Document:
Stottlemyre pitched for 11 seasons, all for the Yankees, between 1964 and 1974. He served as the club’s ace in the post dynasty years, retiring just two seasons before the club returned to the postseason in the George Steinbrenner-Billy Martin era.

He didn’t play his entire career for also-rans, of course. Indeed, Stottlemyre debuted in the bigs as a key member of the last pennant-winning Yankees team of the Mickey Mantle era, almost single-handedly saving the Yankees’ 1964 season thanks to an excellent stretch run after being called up from Triple-A to cover for multiple injuries on the Yankees’ staff. He was the winner of Game 2 of that year’s World Series, going the distance and allowing three runs while outdueling Bob Gibson. He’d face Gibson again in Game 7 of the series, but this time Hoot got the better of the rookie on the last day of the Yankee dynasty.

While that would be the first and only postseason Stottlemyre would see as a player, he had a fine career, going 164-139 with a 2.97 ERA (112 ERA+). He won 20 games three times and made five All-Star teams for generally non-contending, and sometimes just bad, Yankees clubs. He led the American league in complete games twice, with 18 in 1965 and a staggering 24 in 1969. He twice led the league in losses too, speaking more to his health, his durability and the fact that the Yankees did not surround him with very good players all that often in those lean middle years than it did to his pitching skills.

Element and region listings

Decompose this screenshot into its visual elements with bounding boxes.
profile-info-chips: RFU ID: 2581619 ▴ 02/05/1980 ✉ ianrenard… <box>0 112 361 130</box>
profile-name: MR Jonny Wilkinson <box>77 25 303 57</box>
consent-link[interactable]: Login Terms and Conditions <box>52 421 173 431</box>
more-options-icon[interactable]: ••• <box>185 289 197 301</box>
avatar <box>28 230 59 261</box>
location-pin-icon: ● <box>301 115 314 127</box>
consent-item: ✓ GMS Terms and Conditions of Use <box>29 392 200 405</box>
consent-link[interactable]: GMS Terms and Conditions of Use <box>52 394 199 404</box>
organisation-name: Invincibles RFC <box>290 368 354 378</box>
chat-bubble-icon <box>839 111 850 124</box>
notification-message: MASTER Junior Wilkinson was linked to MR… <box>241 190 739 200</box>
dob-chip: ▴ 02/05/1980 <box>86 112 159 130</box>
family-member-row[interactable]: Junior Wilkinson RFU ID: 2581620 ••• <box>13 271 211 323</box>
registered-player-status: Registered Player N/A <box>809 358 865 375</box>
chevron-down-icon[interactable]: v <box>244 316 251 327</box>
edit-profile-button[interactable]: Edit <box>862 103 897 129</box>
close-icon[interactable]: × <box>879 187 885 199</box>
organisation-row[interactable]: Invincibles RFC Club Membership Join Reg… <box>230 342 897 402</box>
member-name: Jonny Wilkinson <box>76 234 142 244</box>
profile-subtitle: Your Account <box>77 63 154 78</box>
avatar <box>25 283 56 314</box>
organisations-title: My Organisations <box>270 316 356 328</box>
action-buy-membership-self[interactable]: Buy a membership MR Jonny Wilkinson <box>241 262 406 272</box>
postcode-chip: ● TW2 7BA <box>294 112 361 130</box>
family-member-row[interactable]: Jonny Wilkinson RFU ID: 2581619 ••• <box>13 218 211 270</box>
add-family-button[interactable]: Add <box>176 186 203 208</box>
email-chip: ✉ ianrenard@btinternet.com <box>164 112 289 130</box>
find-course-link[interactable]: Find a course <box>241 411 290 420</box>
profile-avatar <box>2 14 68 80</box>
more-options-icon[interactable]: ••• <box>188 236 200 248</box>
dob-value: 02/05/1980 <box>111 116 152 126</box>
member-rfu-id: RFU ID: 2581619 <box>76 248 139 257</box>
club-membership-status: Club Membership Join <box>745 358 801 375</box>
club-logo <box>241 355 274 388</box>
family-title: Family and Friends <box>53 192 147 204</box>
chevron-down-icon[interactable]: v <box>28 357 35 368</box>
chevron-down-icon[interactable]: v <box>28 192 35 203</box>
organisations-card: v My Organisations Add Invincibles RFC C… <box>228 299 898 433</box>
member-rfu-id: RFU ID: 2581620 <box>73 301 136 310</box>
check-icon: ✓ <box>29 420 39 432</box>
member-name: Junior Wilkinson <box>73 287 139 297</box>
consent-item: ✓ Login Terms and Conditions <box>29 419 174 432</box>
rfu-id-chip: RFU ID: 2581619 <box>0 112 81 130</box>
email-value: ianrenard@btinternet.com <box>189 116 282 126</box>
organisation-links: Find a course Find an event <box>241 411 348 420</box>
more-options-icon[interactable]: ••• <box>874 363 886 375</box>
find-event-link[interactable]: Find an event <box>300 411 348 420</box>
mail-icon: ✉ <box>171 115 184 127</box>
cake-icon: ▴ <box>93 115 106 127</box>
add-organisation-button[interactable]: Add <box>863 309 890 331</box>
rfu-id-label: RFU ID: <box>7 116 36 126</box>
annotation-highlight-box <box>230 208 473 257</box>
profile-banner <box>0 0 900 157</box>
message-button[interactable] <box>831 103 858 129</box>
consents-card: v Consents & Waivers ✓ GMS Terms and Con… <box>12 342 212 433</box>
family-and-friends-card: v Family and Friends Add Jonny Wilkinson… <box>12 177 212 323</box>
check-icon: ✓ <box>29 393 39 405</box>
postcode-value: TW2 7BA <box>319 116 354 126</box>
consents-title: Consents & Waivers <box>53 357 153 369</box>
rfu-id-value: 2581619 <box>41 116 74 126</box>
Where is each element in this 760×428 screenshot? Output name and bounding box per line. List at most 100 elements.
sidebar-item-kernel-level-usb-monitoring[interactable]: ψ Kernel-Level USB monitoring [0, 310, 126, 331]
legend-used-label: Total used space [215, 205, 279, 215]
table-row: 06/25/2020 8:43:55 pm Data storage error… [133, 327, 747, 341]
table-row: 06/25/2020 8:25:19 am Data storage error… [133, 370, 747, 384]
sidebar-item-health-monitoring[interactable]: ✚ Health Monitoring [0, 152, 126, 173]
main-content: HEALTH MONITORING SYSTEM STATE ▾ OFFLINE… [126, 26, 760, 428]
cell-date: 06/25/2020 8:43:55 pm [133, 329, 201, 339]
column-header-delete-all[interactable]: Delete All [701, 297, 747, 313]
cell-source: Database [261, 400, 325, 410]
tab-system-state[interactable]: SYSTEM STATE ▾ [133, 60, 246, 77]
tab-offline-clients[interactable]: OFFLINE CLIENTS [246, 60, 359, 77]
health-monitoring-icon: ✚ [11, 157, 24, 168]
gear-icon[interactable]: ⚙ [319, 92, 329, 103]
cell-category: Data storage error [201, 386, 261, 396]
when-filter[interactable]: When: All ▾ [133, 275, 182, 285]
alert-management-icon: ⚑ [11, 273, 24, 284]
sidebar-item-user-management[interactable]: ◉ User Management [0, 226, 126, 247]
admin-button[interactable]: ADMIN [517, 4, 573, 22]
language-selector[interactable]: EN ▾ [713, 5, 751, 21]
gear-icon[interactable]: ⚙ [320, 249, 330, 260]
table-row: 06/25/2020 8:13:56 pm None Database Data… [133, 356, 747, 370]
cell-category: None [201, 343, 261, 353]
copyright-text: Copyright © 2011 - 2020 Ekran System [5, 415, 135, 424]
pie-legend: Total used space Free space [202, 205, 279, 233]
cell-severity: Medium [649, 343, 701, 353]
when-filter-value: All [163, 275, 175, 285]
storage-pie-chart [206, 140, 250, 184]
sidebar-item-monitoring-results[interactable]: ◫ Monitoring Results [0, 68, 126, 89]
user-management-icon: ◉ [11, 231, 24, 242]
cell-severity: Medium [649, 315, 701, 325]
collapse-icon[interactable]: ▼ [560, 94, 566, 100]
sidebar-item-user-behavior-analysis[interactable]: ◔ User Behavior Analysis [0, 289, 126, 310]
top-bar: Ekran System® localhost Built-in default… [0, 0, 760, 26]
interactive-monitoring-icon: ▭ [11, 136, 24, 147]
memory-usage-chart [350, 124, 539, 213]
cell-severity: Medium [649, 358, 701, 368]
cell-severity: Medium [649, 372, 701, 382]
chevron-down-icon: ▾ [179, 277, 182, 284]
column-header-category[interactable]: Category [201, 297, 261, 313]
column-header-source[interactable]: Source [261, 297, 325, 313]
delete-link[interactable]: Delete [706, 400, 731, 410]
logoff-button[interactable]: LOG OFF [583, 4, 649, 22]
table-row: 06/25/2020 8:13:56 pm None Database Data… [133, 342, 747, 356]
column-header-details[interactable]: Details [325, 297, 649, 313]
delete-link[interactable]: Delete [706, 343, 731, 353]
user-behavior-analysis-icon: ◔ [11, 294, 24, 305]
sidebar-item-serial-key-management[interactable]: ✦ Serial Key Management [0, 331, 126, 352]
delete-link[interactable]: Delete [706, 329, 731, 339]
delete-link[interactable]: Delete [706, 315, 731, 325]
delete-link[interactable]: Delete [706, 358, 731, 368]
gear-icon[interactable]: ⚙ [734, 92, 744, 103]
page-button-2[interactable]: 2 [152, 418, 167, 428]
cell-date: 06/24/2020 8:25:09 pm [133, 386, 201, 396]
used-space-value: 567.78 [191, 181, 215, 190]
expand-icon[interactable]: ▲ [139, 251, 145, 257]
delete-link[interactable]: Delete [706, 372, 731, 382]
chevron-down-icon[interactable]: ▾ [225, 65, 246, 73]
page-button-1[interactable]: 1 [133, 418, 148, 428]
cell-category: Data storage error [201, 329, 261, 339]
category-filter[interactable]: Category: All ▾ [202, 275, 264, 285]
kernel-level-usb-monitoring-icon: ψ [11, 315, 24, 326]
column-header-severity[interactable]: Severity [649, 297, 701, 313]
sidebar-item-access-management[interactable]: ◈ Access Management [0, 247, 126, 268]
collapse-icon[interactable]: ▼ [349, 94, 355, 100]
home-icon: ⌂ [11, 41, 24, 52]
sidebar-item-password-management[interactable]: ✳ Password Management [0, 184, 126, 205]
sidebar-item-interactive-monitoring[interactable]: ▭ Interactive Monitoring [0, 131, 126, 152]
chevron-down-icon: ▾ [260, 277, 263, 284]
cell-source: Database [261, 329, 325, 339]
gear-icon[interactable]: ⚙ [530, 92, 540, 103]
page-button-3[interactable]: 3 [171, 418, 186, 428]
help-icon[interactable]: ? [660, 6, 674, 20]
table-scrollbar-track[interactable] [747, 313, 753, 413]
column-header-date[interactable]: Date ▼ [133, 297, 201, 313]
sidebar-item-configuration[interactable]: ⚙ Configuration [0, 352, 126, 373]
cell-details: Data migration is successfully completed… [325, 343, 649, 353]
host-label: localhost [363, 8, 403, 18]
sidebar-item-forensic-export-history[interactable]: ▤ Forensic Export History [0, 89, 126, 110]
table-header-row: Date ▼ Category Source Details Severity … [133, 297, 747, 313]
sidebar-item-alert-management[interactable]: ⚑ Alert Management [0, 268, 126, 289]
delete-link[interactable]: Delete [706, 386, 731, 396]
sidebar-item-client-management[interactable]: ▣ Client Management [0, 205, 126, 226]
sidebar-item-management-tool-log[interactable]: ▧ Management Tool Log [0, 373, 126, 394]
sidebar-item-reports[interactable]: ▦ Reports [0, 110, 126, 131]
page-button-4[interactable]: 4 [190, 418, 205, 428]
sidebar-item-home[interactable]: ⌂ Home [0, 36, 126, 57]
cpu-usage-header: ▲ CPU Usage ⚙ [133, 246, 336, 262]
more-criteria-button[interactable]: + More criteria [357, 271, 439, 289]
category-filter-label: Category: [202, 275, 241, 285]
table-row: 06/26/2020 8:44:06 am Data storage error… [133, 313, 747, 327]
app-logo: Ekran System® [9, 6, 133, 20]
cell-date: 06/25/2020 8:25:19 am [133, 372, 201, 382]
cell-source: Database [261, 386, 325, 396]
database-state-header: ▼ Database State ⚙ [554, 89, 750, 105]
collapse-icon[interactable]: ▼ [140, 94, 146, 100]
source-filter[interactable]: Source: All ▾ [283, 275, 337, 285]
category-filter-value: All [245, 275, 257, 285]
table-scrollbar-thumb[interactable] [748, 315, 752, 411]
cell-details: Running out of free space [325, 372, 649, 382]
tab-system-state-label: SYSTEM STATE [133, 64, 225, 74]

Short exercise: According to the Stottlemyre text, what were his career win-loss record and ERA?

Output of the task: He went 164-139 with a 2.97 ERA (112 ERA+).